(Source records)
※ ※ ※

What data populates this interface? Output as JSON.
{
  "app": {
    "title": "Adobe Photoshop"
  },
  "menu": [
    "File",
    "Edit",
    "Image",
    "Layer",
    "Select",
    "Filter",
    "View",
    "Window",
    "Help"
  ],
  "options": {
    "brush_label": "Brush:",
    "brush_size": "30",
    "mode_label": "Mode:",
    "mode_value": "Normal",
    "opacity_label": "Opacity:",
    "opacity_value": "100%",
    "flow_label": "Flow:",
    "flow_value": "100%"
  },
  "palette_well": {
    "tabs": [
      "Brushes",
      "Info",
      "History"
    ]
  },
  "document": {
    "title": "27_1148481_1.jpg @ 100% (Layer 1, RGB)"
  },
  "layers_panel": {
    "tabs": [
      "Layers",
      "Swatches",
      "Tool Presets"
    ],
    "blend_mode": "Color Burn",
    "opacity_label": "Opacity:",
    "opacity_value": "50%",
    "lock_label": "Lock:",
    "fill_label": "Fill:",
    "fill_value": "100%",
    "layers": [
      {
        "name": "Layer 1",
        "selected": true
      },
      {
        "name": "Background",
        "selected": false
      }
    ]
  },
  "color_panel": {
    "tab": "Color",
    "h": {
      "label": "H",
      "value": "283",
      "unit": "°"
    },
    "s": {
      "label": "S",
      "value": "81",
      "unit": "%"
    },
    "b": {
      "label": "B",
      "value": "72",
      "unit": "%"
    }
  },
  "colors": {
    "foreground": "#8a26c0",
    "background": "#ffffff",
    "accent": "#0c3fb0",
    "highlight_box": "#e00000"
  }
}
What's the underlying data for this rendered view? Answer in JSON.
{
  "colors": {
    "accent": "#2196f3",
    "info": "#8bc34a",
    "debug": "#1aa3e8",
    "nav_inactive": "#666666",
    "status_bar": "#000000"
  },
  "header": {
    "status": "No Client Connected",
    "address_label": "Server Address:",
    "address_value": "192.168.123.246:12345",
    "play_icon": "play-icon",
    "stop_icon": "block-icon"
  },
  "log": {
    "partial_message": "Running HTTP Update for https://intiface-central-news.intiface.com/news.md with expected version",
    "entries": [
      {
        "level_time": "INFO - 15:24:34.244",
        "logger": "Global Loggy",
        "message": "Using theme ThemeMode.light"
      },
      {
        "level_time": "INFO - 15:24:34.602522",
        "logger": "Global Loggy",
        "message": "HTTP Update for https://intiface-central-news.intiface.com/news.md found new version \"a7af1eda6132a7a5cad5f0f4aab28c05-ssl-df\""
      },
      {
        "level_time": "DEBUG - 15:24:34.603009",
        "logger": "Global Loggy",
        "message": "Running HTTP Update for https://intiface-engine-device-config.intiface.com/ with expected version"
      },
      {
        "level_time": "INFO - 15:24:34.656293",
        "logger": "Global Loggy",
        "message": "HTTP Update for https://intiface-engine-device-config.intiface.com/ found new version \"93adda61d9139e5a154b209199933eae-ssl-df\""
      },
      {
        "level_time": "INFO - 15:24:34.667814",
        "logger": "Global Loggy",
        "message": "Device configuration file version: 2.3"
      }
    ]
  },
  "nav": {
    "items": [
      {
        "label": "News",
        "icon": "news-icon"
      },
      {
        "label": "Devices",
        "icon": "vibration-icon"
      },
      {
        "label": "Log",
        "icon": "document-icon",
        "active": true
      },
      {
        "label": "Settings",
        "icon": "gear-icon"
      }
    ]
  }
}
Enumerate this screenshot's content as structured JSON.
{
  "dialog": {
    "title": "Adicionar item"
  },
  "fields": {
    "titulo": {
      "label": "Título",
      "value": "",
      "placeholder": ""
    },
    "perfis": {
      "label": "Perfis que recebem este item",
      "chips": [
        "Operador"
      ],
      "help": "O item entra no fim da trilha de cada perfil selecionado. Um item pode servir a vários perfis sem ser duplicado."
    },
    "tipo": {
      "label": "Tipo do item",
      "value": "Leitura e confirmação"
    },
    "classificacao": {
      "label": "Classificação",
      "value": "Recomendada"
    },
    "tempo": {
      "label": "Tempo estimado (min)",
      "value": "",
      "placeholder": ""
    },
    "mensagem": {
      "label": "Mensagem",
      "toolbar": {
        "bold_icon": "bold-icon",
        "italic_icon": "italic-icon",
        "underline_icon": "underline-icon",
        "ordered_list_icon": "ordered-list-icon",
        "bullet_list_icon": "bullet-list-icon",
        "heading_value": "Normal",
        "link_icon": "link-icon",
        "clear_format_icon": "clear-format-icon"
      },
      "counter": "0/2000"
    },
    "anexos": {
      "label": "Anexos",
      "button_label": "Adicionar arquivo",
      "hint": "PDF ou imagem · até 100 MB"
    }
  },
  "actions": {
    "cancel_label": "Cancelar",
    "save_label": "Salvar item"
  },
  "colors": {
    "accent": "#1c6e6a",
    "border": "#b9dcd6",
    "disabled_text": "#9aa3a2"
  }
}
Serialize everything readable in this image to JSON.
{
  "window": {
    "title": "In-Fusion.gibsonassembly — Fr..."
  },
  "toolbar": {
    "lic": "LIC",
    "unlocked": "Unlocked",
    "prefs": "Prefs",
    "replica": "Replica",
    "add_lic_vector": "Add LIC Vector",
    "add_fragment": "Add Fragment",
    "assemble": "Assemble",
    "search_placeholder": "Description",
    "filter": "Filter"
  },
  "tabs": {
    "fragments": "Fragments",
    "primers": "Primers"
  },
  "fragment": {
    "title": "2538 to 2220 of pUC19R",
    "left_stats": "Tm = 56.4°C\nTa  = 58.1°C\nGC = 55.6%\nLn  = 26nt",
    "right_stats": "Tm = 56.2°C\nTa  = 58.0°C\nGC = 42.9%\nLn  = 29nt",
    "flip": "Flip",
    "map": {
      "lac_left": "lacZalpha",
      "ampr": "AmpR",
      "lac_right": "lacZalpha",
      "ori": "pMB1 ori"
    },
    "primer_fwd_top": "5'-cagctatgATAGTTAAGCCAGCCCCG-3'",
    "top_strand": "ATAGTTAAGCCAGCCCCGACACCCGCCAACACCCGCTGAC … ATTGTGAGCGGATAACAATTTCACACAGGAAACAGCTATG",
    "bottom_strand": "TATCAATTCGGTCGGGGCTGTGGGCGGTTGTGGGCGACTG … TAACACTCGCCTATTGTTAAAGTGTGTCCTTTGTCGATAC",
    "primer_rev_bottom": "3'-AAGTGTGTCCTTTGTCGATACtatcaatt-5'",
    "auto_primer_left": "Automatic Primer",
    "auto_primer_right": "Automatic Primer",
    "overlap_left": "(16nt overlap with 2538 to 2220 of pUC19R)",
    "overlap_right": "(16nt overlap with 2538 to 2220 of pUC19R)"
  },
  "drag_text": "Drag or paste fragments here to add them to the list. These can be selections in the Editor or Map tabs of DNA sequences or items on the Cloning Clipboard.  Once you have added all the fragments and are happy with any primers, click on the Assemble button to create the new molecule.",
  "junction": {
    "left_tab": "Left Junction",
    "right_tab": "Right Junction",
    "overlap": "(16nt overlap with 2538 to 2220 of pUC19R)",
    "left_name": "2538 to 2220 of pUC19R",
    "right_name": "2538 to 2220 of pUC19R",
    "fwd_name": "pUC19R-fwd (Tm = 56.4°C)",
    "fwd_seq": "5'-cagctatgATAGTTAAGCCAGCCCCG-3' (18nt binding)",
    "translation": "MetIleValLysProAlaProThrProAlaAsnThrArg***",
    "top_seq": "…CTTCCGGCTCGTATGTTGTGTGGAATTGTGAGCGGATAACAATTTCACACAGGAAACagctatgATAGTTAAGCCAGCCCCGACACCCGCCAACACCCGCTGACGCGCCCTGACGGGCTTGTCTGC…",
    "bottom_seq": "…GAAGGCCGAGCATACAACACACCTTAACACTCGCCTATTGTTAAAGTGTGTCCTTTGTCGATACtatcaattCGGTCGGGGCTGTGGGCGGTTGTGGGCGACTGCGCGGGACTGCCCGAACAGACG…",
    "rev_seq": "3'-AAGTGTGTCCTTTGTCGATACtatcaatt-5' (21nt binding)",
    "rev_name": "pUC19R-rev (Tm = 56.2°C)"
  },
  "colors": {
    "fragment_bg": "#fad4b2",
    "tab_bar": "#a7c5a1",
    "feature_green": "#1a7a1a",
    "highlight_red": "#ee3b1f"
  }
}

※ ※ ※

◆ **WORK TO BE COMPLETED**
Which lines hold the word "Normal"? Return all of them from the records above.

◆ **OUTPUT OF THE EXERCISE**
    "mode_value": "Normal",
        "heading_value": "Normal",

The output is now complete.